What this task involves: Return each line of the listing that contains the string "your".

Data for this exercise:

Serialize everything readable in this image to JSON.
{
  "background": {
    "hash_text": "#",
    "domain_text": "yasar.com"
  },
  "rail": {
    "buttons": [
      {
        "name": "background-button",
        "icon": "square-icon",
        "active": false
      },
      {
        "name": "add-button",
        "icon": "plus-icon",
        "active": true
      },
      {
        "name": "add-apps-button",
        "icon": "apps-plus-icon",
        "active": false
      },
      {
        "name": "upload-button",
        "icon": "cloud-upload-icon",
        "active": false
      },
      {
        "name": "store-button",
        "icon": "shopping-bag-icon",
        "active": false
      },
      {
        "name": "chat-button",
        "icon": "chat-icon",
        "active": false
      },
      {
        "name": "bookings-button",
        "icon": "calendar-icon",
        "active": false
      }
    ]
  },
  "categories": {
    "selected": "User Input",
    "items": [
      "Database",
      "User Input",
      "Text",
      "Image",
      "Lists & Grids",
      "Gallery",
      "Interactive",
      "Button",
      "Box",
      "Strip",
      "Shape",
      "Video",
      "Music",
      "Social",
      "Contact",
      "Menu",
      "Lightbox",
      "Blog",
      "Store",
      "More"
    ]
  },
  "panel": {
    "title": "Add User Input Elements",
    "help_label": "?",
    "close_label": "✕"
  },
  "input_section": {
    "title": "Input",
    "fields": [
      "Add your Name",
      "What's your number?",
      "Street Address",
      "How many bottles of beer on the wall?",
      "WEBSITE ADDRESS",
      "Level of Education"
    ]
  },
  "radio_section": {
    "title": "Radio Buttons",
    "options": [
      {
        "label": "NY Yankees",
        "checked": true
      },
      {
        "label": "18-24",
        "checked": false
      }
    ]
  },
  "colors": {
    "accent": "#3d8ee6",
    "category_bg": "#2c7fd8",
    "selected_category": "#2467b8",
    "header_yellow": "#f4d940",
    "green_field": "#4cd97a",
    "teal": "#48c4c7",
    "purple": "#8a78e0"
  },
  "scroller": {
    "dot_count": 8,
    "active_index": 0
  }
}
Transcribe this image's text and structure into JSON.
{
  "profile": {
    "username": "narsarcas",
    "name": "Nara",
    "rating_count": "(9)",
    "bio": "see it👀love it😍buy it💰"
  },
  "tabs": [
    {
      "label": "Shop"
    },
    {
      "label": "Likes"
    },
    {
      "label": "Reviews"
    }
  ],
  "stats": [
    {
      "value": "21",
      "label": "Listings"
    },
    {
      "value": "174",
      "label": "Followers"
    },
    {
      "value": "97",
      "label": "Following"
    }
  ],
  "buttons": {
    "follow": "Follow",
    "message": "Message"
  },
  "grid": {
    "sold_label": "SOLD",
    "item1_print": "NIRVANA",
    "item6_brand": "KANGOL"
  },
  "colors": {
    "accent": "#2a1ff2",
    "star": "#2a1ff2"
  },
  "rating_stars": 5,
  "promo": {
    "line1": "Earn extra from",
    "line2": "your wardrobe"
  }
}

Final answer:
      "Add your Name",
      "What's your number?",
    "line2": "your wardrobe"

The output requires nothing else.